* WHAT IS REQUIRED *
Your task is to output the listing word for word, with pictures excluded.

Stored items:

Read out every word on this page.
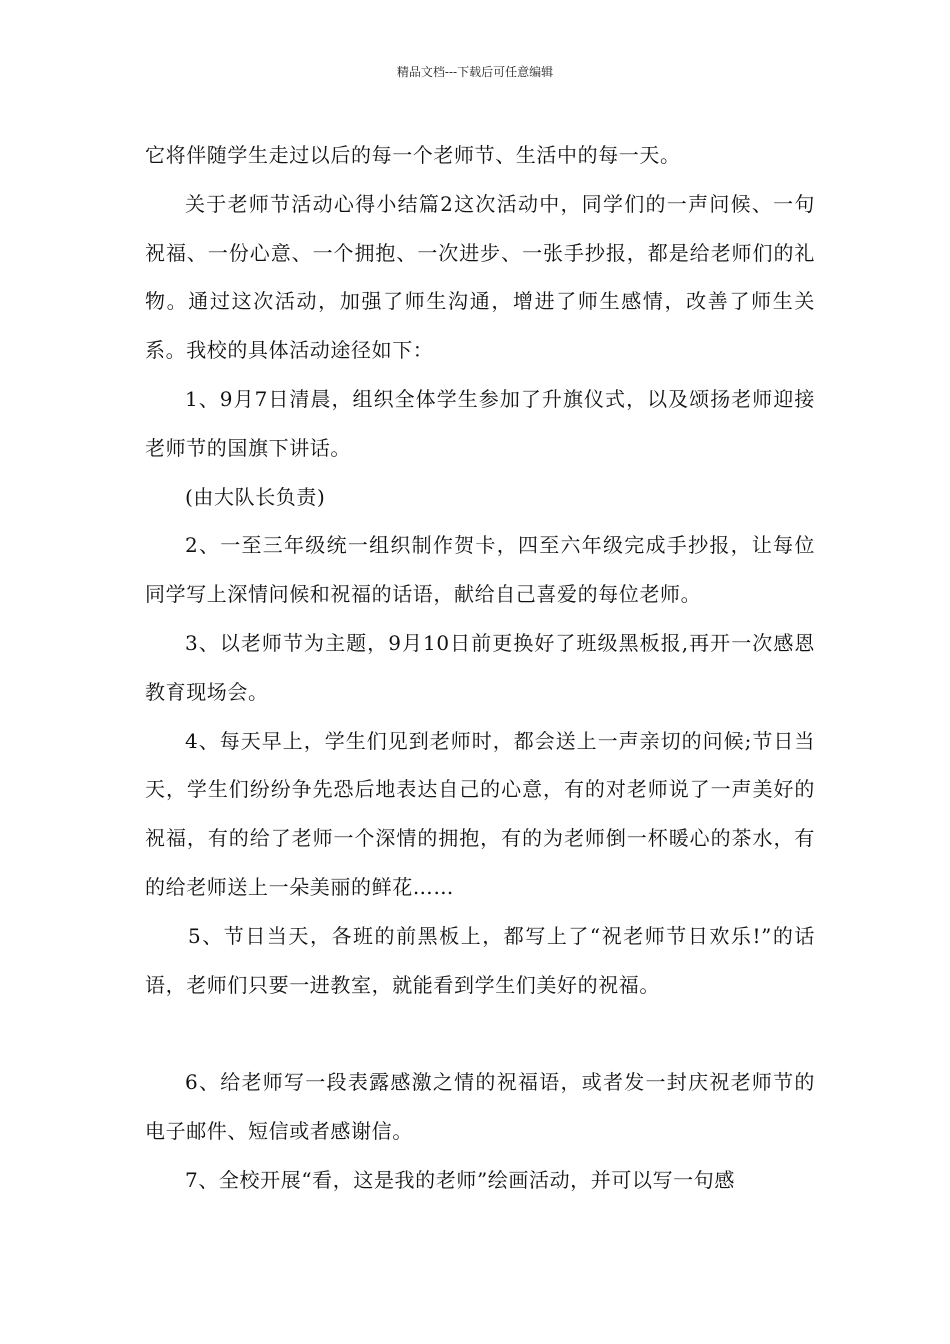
精品文档---下载后可任意编辑

它将伴随学生走过以后的每一个老师节、生活中的每一天。

关于老师节活动心得小结篇2这次活动中，同学们的一声问候、一句祝福、一份心意、一个拥抱、一次进步、一张手抄报，都是给老师们的礼物。通过这次活动，加强了师生沟通，增进了师生感情，改善了师生关系。我校的具体活动途径如下：

1、9月7日清晨，组织全体学生参加了升旗仪式，以及颂扬老师迎接老师节的国旗下讲话。

(由大队长负责)

2、一至三年级统一组织制作贺卡，四至六年级完成手抄报，让每位同学写上深情问候和祝福的话语，献给自己喜爱的每位老师。

3、以老师节为主题，9月10日前更换好了班级黑板报,再开一次感恩教育现场会。

4、每天早上，学生们见到老师时，都会送上一声亲切的问候;节日当天，学生们纷纷争先恐后地表达自己的心意，有的对老师说了一声美好的祝福，有的给了老师一个深情的拥抱，有的为老师倒一杯暖心的茶水，有的给老师送上一朵美丽的鲜花……

5、节日当天，各班的前黑板上，都写上了“祝老师节日欢乐!”的话语，老师们只要一进教室，就能看到学生们美好的祝福。

6、给老师写一段表露感激之情的祝福语，或者发一封庆祝老师节的电子邮件、短信或者感谢信。

7、全校开展“看，这是我的老师”绘画活动，并可以写一句感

* OUTPUT BELOW *
Read out every word on this page.
精品文档---下载后可任意编辑

它将伴随学生走过以后的每一个老师节、生活中的每一天。

关于老师节活动心得小结篇2这次活动中，同学们的一声问候、一句祝福、一份心意、一个拥抱、一次进步、一张手抄报，都是给老师们的礼物。通过这次活动，加强了师生沟通，增进了师生感情，改善了师生关系。我校的具体活动途径如下：

1、9月7日清晨，组织全体学生参加了升旗仪式，以及颂扬老师迎接老师节的国旗下讲话。

(由大队长负责)

2、一至三年级统一组织制作贺卡，四至六年级完成手抄报，让每位同学写上深情问候和祝福的话语，献给自己喜爱的每位老师。

3、以老师节为主题，9月10日前更换好了班级黑板报,再开一次感恩教育现场会。

4、每天早上，学生们见到老师时，都会送上一声亲切的问候;节日当天，学生们纷纷争先恐后地表达自己的心意，有的对老师说了一声美好的祝福，有的给了老师一个深情的拥抱，有的为老师倒一杯暖心的茶水，有的给老师送上一朵美丽的鲜花……

5、节日当天，各班的前黑板上，都写上了“祝老师节日欢乐!”的话语，老师们只要一进教室，就能看到学生们美好的祝福。

6、给老师写一段表露感激之情的祝福语，或者发一封庆祝老师节的电子邮件、短信或者感谢信。

7、全校开展“看，这是我的老师”绘画活动，并可以写一句感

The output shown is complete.